#### Record set
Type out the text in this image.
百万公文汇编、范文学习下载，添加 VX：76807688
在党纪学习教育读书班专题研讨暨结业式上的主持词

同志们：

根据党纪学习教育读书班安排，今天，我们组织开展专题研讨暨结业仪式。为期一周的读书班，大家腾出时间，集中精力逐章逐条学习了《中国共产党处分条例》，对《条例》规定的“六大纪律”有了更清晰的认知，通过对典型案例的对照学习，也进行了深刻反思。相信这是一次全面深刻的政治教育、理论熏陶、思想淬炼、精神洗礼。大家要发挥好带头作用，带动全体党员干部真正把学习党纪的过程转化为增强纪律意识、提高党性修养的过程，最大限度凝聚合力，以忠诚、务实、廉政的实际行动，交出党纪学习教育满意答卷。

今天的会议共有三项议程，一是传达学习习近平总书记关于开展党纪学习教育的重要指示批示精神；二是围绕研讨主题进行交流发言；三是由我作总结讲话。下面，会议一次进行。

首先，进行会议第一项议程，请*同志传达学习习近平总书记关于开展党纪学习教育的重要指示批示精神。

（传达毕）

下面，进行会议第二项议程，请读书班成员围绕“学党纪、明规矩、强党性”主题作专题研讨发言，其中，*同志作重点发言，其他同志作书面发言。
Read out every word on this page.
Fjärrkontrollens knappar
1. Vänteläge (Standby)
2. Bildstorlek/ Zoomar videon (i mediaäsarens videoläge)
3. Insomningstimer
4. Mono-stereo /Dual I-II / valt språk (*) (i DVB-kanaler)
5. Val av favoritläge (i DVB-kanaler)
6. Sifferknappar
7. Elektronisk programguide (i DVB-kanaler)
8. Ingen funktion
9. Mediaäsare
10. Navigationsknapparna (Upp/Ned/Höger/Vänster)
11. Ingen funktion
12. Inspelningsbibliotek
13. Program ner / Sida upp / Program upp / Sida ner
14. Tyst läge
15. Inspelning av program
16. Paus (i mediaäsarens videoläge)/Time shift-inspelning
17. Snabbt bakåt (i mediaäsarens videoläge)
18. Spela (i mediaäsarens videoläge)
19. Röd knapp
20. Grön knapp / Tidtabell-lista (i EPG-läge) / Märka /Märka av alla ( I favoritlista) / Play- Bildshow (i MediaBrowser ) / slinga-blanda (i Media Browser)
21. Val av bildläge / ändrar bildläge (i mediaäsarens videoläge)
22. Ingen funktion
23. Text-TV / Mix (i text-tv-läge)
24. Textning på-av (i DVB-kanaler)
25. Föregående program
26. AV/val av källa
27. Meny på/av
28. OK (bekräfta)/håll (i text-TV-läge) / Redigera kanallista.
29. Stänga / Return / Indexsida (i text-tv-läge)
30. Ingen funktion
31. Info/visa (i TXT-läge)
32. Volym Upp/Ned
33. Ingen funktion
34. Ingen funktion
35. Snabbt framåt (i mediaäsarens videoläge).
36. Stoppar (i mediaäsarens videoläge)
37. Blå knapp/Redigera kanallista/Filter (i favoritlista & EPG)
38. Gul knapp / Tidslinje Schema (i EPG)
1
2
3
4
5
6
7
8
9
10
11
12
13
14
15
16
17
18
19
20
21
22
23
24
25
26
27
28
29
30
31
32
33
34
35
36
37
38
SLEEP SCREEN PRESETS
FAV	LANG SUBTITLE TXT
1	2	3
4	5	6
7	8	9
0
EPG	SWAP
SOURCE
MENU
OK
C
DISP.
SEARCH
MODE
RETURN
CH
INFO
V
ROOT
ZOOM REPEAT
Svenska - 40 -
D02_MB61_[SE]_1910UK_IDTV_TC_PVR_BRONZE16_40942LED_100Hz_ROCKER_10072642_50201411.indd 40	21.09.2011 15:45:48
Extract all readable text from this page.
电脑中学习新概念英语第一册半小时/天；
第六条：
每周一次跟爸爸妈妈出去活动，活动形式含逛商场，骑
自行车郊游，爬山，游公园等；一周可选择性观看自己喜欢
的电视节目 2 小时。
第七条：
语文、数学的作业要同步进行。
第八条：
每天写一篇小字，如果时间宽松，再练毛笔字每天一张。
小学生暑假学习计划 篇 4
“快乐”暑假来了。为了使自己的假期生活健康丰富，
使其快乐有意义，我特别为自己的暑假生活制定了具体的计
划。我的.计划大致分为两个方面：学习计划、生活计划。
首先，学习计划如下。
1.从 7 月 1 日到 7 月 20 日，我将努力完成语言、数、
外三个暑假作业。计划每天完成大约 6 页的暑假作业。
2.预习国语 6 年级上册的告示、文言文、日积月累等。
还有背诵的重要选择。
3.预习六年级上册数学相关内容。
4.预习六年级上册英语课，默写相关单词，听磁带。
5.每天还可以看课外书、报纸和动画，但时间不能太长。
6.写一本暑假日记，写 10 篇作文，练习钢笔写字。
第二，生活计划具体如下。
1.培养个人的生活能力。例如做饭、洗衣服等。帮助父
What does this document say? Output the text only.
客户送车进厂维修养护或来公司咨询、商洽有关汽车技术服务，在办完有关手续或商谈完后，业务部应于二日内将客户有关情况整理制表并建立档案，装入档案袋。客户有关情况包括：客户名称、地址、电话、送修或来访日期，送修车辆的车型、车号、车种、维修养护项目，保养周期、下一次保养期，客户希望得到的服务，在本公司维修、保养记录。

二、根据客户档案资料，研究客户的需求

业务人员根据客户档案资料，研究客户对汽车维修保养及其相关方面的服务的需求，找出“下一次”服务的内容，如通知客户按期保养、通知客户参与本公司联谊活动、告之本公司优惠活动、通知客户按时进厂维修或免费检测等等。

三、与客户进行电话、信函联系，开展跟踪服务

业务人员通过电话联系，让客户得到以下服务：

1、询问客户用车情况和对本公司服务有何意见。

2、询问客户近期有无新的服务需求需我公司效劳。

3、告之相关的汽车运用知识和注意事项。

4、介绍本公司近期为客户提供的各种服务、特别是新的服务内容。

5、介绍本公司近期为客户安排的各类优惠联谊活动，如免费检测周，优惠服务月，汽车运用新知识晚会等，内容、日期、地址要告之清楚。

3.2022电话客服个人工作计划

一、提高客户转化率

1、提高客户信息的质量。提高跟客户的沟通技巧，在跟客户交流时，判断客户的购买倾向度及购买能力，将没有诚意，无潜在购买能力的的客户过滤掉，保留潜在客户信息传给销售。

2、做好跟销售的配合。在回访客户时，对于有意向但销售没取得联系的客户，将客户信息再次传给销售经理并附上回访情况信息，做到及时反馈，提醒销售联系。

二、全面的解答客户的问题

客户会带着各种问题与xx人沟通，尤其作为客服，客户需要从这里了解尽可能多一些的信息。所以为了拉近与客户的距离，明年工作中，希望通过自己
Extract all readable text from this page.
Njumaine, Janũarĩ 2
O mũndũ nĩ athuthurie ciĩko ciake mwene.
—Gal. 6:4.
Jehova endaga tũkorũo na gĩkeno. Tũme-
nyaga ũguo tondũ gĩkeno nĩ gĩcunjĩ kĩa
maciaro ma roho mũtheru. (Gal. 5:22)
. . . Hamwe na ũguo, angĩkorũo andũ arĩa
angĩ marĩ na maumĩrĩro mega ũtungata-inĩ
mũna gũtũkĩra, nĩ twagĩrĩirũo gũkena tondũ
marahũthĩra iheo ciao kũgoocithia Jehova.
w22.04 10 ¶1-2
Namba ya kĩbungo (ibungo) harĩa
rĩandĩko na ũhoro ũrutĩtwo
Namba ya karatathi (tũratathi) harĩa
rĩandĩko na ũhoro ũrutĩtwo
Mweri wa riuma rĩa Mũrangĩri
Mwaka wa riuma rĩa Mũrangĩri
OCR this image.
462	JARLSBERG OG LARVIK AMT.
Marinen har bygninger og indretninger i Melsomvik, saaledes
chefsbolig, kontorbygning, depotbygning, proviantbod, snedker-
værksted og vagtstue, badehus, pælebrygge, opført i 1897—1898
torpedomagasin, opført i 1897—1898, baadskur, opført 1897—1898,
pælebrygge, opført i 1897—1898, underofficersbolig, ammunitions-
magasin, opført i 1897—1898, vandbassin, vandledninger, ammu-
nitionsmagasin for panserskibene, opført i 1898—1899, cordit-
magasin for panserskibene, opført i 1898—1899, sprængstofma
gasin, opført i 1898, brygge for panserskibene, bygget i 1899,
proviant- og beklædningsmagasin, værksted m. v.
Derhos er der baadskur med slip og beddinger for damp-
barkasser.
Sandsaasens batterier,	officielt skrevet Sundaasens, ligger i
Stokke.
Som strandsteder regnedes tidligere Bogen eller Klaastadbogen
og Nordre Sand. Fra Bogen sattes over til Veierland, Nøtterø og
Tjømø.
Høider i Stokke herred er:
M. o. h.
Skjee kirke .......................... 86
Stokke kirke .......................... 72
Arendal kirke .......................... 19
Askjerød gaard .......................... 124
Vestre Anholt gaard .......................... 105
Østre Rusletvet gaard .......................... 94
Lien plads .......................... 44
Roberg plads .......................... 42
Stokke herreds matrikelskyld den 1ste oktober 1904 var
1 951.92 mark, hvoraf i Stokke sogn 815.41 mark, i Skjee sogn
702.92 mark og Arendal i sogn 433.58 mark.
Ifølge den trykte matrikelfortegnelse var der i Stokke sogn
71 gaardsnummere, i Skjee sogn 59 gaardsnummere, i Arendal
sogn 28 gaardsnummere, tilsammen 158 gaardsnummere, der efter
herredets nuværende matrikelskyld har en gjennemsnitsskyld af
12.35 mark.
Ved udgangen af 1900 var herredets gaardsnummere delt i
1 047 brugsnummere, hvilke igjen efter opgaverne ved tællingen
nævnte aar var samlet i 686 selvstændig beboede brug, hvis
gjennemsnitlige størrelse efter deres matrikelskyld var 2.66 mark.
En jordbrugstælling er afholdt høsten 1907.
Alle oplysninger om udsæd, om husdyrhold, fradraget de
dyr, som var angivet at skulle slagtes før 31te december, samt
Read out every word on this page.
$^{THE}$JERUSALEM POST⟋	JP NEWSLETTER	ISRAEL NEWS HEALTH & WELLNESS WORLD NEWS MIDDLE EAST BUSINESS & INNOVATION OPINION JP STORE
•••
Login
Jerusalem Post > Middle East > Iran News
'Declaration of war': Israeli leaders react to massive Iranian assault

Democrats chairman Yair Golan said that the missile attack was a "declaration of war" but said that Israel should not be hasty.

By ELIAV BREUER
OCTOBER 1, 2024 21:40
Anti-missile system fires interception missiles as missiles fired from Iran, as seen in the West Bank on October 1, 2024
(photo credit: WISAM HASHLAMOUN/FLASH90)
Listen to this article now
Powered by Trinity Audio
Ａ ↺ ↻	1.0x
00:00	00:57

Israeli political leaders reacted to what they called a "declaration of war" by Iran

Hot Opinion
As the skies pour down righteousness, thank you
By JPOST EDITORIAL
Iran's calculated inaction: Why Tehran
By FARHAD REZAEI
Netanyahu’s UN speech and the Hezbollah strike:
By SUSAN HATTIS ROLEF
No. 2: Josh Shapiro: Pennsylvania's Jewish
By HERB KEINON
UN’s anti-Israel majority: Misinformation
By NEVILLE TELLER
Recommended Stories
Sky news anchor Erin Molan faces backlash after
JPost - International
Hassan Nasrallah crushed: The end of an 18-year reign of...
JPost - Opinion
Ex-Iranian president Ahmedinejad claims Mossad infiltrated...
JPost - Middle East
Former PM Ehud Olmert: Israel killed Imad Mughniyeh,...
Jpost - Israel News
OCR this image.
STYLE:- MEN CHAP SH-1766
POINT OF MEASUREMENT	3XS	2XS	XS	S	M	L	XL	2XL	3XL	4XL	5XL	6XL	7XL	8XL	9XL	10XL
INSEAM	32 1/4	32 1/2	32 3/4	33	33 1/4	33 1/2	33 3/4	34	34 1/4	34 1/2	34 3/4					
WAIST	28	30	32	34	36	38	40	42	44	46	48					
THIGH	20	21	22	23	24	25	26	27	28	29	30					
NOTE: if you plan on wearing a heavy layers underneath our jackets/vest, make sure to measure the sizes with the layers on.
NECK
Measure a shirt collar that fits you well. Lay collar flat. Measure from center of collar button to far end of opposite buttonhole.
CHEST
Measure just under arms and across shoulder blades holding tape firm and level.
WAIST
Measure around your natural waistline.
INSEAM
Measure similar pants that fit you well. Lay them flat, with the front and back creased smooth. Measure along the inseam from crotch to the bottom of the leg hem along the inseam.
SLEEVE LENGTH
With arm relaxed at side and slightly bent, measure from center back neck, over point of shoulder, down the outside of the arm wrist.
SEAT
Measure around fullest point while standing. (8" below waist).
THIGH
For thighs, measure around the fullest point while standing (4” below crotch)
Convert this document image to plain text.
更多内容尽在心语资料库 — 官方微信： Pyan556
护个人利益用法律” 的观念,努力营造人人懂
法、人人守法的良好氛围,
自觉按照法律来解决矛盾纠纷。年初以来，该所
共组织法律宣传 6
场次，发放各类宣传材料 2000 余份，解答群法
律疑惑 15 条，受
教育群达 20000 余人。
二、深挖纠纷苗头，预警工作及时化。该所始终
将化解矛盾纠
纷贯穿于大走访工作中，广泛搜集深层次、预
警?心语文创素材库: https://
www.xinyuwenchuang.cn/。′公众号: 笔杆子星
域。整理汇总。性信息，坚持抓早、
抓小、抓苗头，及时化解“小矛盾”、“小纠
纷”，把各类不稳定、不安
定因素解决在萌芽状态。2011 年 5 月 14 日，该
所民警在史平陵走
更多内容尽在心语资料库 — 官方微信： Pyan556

#### What is asked
State the number of lines in these entries that include the string "kanaler". Provide nothing beyond that number.

#### Reply
4